__Treść polecenia__. Powtórz dokładnie wiersze z poniższych rekordów: zacznij od wiersza zawierającego „What elements are” i zakończ na wierszu zawierającym „banner-disclaimer: *CONSULTE REGULAMENTO”, włącznie z oboma. Obrazy pomiń w odpowiedzi.

__Materiał do ćwiczenia__.

━━━━━━━━━━

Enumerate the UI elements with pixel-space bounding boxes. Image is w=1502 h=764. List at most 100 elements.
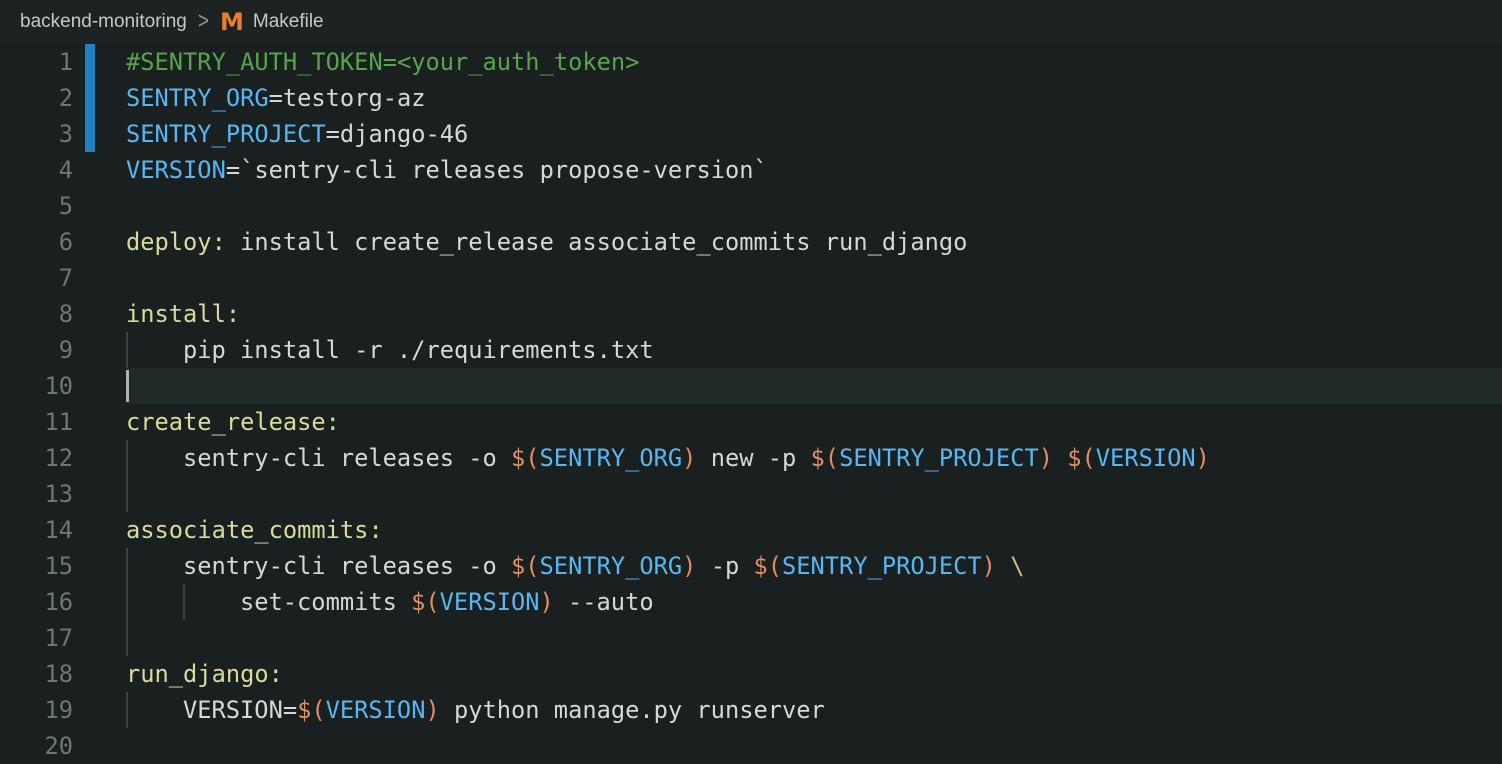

━━━━━━━━━━

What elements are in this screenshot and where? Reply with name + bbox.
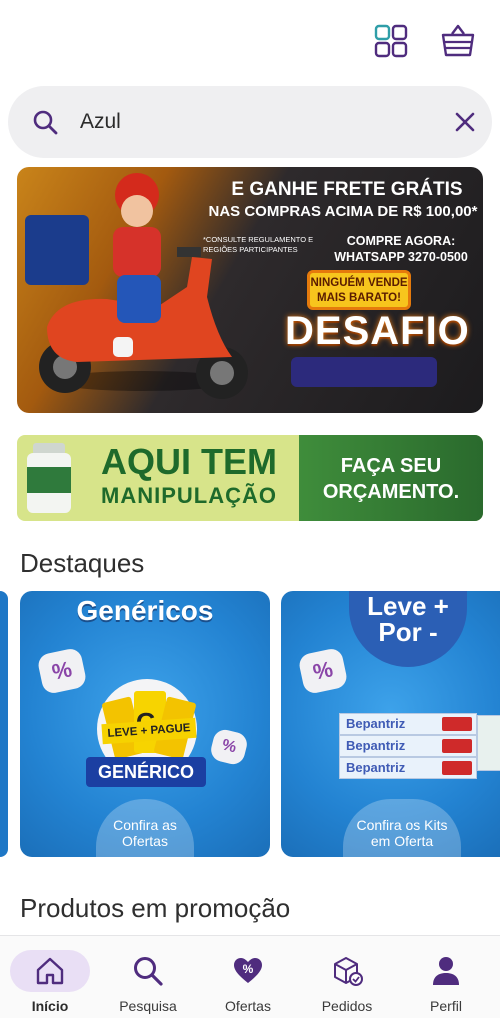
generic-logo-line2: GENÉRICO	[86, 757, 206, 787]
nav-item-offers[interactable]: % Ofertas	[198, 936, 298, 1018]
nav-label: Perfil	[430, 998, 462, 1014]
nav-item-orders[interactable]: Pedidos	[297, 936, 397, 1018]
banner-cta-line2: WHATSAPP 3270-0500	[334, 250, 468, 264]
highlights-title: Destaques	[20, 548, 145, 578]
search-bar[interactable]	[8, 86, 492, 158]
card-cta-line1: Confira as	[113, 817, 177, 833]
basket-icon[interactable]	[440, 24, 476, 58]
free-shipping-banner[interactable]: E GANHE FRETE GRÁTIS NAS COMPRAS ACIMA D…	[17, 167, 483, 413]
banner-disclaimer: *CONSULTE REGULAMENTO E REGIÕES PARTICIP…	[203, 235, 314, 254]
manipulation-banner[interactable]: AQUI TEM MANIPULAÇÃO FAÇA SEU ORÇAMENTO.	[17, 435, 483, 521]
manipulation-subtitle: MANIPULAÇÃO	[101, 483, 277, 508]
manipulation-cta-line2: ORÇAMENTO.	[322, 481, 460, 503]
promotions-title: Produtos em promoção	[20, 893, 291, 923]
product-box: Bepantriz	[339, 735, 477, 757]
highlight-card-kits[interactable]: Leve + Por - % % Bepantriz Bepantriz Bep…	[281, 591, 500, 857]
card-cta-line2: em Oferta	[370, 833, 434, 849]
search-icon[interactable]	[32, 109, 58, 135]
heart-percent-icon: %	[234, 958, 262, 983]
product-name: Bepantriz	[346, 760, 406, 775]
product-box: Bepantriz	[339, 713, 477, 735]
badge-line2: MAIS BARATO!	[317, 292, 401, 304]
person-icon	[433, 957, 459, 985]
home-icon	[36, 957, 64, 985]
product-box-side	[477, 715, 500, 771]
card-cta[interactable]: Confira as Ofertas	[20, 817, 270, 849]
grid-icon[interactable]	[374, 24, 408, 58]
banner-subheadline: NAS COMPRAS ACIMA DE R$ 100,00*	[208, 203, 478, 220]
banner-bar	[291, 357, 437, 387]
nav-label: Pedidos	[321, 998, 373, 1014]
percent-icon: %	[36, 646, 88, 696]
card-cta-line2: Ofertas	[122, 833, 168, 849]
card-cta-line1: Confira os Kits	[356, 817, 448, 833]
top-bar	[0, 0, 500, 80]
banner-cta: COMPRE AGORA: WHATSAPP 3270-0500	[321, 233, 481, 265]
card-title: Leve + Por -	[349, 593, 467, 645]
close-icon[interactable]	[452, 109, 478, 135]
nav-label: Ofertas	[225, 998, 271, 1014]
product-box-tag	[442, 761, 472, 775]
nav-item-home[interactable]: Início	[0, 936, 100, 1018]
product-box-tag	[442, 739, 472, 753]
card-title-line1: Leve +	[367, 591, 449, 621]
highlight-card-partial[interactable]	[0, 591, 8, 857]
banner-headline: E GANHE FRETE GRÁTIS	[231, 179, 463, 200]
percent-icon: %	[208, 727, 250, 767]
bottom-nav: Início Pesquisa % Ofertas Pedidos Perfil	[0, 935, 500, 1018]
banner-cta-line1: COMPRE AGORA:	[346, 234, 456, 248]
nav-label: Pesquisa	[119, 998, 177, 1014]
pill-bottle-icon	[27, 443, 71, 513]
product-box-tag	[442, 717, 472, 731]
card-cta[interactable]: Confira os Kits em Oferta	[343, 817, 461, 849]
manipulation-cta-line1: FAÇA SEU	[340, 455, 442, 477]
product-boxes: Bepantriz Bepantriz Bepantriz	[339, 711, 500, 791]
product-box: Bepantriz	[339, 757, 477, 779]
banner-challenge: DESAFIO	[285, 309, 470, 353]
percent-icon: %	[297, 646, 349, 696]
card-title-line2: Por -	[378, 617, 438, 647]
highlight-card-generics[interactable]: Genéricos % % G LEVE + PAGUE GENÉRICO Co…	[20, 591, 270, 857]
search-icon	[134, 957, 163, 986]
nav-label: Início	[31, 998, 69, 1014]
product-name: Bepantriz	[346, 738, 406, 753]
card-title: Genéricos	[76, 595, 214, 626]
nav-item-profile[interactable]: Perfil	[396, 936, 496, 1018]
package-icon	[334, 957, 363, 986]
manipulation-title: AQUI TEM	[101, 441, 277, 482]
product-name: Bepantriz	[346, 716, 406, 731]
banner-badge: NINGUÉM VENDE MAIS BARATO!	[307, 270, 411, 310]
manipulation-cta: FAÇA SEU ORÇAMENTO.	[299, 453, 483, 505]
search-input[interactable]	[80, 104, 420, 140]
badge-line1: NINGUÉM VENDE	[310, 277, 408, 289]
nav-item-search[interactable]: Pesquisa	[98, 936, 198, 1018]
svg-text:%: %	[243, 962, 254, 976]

━━━━━━━━━━

__Poprawny wynik__.
What elements are in this screenshot and where? Reply with name + bbox.
generic-logo-line2: GENÉRICO	[86, 757, 206, 787]
nav-item-offers[interactable]: % Ofertas	[198, 936, 298, 1018]
nav-label: Perfil	[430, 998, 462, 1014]
nav-item-orders[interactable]: Pedidos	[297, 936, 397, 1018]
banner-cta-line2: WHATSAPP 3270-0500	[334, 250, 468, 264]
highlights-title: Destaques	[20, 548, 145, 578]
search-bar[interactable]	[8, 86, 492, 158]
card-cta-line1: Confira as	[113, 817, 177, 833]
basket-icon[interactable]	[440, 24, 476, 58]
free-shipping-banner[interactable]: E GANHE FRETE GRÁTIS NAS COMPRAS ACIMA D…	[17, 167, 483, 413]
banner-disclaimer: *CONSULTE REGULAMENTO E REGIÕES PARTICIP…	[203, 235, 314, 254]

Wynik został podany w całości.